* [TO DO] All of the material should be reproduced exactly, with pictures left out.

* [EXTRACTED MATERIAL]
****

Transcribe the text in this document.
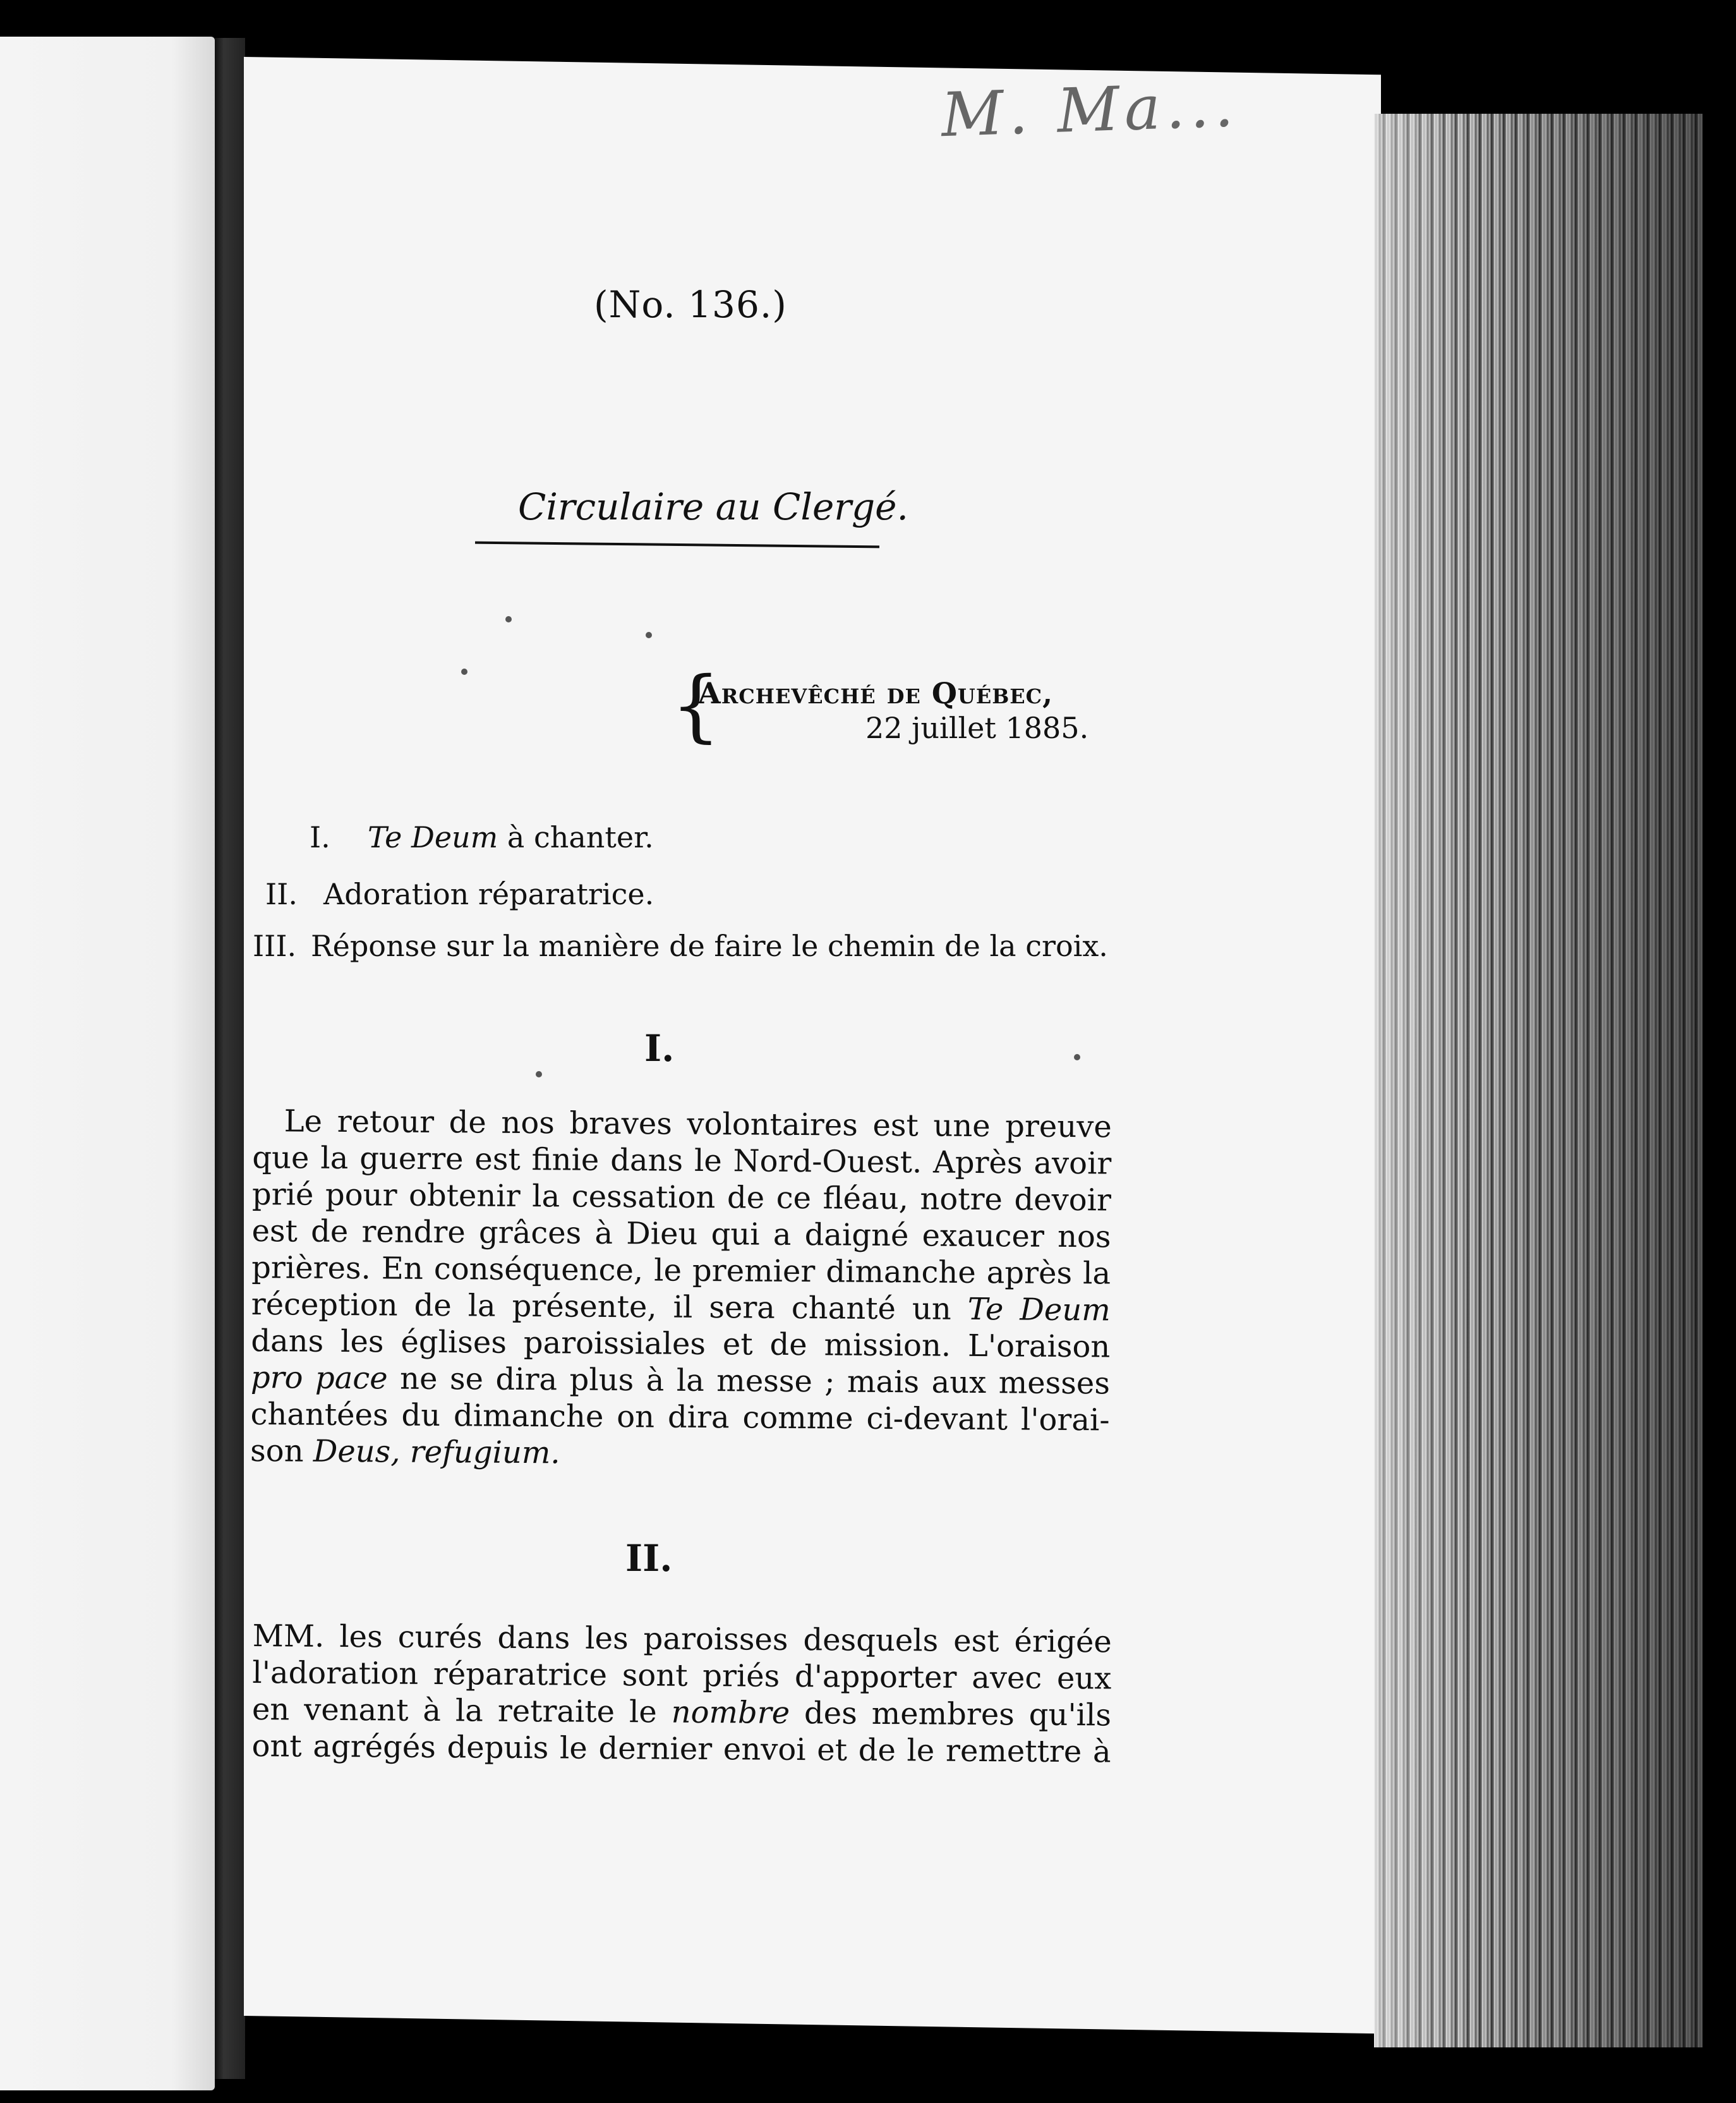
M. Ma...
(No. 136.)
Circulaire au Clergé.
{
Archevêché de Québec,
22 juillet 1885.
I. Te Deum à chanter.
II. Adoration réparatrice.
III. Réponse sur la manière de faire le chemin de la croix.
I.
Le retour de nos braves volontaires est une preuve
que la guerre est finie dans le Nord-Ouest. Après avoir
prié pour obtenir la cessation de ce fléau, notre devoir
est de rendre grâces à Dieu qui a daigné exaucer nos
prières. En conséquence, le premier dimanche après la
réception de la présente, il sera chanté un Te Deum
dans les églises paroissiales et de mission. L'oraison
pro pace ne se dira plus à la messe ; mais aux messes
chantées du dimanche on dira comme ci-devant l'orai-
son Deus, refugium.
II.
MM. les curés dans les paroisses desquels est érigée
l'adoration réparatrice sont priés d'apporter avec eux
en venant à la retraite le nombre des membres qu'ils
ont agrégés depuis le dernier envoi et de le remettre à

****

* [RESPONSE]
Transcribe the text in this document.
M. Ma...
(No. 136.)
Circulaire au Clergé.
{
Archevêché de Québec,
22 juillet 1885.
I. Te Deum à chanter.
II. Adoration réparatrice.
III. Réponse sur la manière de faire le chemin de la croix.
I.
Le retour de nos braves volontaires est une preuve
que la guerre est finie dans le Nord-Ouest. Après avoir
prié pour obtenir la cessation de ce fléau, notre devoir
est de rendre grâces à Dieu qui a daigné exaucer nos
prières. En conséquence, le premier dimanche après la
réception de la présente, il sera chanté un Te Deum
dans les églises paroissiales et de mission. L'oraison
pro pace ne se dira plus à la messe ; mais aux messes
chantées du dimanche on dira comme ci-devant l'orai-
son Deus, refugium.
II.
MM. les curés dans les paroisses desquels est érigée
l'adoration réparatrice sont priés d'apporter avec eux
en venant à la retraite le nombre des membres qu'ils
ont agrégés depuis le dernier envoi et de le remettre à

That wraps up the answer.